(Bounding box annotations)
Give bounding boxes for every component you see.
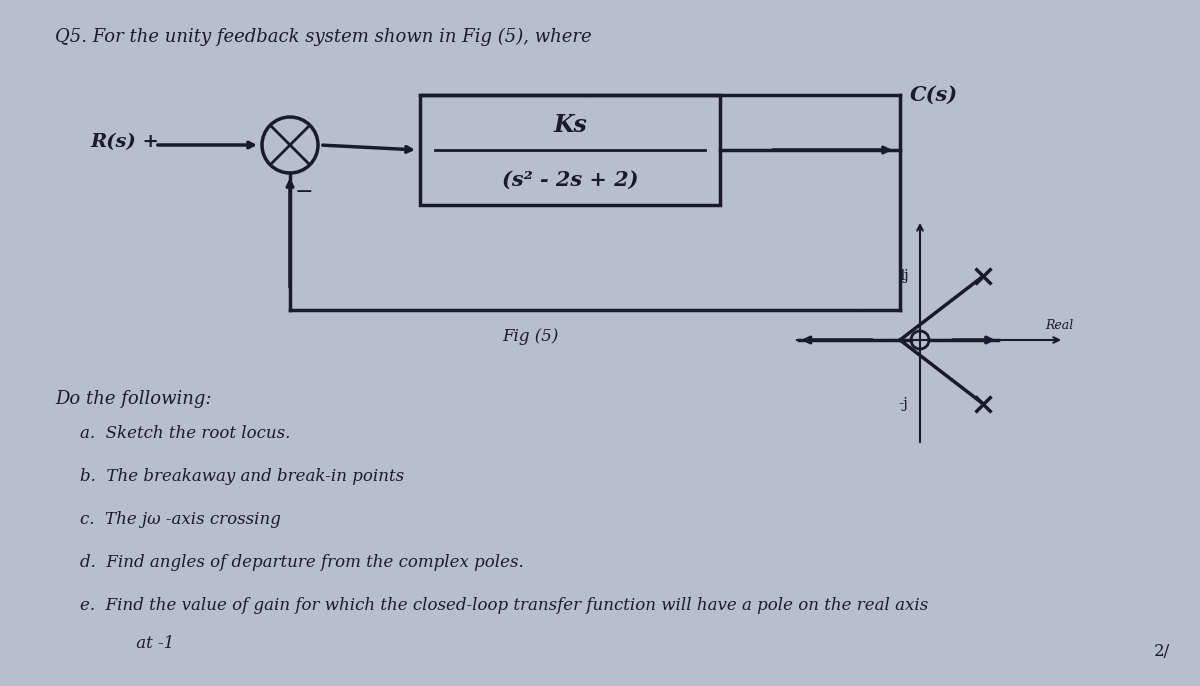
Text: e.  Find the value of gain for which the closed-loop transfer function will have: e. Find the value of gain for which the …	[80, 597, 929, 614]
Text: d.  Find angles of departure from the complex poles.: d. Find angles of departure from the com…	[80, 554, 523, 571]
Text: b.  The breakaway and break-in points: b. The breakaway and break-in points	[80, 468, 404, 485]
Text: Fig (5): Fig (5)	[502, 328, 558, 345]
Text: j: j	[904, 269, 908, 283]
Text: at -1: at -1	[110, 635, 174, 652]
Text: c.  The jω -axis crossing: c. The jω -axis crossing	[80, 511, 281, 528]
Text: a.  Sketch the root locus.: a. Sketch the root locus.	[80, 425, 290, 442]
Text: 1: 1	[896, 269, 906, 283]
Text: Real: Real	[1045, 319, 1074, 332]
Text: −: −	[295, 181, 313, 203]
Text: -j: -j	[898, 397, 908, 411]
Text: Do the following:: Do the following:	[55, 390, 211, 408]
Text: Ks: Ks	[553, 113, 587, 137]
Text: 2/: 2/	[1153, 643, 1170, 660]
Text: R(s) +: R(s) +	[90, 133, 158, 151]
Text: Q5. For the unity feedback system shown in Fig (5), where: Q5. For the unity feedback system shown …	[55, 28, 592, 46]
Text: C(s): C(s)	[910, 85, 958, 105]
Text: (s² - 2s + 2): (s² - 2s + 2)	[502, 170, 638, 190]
==
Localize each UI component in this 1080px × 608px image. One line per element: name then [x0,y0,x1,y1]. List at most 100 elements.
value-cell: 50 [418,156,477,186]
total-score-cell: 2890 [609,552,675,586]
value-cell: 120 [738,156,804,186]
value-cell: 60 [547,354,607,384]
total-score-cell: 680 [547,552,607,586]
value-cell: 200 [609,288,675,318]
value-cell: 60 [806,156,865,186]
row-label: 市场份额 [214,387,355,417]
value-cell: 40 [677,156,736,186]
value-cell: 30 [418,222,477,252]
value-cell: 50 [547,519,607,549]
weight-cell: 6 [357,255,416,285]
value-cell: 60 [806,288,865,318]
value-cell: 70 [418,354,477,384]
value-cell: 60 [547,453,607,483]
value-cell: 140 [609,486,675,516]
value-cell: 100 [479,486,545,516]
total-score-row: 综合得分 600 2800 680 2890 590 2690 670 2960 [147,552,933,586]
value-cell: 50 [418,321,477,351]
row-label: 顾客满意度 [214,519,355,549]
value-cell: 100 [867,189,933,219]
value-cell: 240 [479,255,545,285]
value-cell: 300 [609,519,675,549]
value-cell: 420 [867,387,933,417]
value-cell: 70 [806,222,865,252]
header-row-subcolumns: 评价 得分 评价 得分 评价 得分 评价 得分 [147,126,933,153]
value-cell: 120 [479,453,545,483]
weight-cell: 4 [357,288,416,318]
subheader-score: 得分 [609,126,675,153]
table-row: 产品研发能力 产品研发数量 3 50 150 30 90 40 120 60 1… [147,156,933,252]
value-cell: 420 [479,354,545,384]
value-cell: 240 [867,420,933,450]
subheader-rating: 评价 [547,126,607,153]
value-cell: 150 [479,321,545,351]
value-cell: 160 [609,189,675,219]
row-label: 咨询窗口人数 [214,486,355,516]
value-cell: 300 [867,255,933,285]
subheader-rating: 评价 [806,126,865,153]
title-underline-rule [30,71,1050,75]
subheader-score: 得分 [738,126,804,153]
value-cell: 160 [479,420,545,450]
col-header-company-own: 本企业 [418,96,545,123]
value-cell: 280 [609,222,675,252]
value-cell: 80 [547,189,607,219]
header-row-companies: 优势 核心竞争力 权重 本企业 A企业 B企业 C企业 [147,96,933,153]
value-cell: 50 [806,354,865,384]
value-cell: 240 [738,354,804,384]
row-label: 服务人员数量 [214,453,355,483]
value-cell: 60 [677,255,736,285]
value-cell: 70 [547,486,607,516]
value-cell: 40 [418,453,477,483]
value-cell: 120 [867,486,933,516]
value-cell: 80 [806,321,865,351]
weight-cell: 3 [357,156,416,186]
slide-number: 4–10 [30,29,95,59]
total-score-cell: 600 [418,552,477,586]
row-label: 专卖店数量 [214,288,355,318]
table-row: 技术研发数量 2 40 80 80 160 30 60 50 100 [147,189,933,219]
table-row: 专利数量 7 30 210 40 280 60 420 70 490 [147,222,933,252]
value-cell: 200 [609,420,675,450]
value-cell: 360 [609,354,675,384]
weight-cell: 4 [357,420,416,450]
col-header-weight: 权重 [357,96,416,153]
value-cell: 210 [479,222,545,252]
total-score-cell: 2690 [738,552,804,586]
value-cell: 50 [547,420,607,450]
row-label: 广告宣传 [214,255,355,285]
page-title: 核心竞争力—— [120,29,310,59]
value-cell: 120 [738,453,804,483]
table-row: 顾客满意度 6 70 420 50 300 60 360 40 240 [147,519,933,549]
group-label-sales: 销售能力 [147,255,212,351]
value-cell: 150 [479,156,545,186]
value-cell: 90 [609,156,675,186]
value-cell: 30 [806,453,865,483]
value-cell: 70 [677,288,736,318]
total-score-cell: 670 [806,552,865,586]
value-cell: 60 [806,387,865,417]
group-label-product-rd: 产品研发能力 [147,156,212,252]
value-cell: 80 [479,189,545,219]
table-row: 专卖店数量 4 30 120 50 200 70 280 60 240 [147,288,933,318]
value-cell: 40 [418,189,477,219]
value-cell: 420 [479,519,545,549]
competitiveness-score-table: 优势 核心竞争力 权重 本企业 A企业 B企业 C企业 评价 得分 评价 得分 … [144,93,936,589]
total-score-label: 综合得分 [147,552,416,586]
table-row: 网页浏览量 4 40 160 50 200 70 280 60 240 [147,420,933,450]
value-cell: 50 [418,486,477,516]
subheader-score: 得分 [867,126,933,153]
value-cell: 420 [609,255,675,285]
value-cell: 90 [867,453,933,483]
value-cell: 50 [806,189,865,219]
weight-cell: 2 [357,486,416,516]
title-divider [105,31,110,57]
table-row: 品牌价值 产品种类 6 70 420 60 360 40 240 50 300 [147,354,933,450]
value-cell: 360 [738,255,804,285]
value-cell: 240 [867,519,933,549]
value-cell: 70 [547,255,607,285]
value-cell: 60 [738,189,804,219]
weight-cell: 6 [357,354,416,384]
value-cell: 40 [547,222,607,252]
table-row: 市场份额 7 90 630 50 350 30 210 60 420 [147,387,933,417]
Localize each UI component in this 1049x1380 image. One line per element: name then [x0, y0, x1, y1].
--
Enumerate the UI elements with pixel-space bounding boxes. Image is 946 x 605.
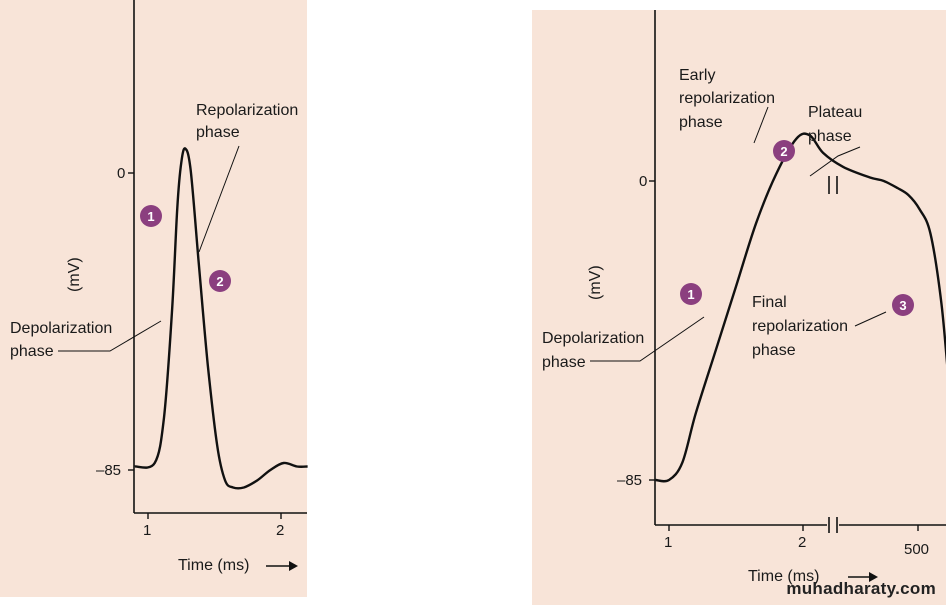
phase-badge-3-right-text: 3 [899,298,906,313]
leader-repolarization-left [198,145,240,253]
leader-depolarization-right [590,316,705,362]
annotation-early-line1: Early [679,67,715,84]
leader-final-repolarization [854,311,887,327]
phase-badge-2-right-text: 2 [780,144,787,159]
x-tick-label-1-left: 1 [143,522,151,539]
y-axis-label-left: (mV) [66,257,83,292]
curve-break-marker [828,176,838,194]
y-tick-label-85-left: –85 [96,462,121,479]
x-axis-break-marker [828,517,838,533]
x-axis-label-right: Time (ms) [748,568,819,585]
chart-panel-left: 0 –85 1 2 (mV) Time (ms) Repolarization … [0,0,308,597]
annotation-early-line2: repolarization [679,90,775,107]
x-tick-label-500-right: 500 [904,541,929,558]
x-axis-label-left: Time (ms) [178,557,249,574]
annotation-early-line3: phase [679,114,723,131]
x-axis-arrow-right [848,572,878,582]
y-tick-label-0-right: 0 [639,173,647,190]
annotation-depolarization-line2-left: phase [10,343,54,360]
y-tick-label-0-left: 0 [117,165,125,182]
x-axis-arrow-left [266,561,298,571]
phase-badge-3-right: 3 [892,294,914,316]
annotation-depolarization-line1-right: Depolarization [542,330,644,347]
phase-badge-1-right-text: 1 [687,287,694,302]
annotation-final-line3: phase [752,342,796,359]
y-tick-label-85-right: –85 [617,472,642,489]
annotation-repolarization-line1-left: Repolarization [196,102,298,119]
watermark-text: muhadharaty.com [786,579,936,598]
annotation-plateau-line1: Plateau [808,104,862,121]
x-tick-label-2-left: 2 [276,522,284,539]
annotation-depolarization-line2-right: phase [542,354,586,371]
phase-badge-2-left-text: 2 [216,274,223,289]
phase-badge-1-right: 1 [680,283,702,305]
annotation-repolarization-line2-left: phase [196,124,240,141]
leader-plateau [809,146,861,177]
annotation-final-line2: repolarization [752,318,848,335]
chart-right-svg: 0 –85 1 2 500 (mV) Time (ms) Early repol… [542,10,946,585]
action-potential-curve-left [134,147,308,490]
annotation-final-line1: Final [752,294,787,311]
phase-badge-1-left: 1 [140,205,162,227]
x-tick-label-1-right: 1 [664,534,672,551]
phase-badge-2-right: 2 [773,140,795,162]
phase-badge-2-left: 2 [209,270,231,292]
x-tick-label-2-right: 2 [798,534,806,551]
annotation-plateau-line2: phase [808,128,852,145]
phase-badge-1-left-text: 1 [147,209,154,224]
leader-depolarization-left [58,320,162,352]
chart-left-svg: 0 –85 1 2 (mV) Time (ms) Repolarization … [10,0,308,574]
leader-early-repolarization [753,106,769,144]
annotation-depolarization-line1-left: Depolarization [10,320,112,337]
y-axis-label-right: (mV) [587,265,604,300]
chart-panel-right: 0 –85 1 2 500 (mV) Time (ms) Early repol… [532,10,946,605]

▶ [Stated exercise]: Put the lines from the one containing "phase-badge-3-right-text: 3 [899,298,906,313]" through the one containing "y-tick-label-0-left: 0 [117,165,125,182]" into a JSON list of strings, one string per line, omitting blank lines.

▶ [Output]:
[
  "phase-badge-3-right-text: 3 [899,298,906,313]",
  "leader-repolarization-left [198,145,240,253]",
  "leader-depolarization-right [590,316,705,362]",
  "annotation-early-line1: Early [679,67,715,84]",
  "leader-final-repolarization [854,311,887,327]",
  "phase-badge-2-right-text: 2 [780,144,787,159]",
  "x-tick-label-1-left: 1 [143,522,151,539]",
  "y-axis-label-left: (mV) [66,257,83,292]",
  "curve-break-marker [828,176,838,194]",
  "y-tick-label-85-left: –85 [96,462,121,479]",
  "x-axis-break-marker [828,517,838,533]",
  "x-axis-label-right: Time (ms) [748,568,819,585]",
  "chart-panel-left: 0 –85 1 2 (mV) Time (ms) Repolarization … [0,0,308,597]",
  "annotation-early-line2: repolarization [679,90,775,107]",
  "x-tick-label-500-right: 500 [904,541,929,558]",
  "x-axis-label-left: Time (ms) [178,557,249,574]",
  "annotation-early-line3: phase [679,114,723,131]",
  "x-axis-arrow-right [848,572,878,582]",
  "y-tick-label-0-right: 0 [639,173,647,190]",
  "annotation-depolarization-line2-left: phase [10,343,54,360]",
  "y-tick-label-0-left: 0 [117,165,125,182]"
]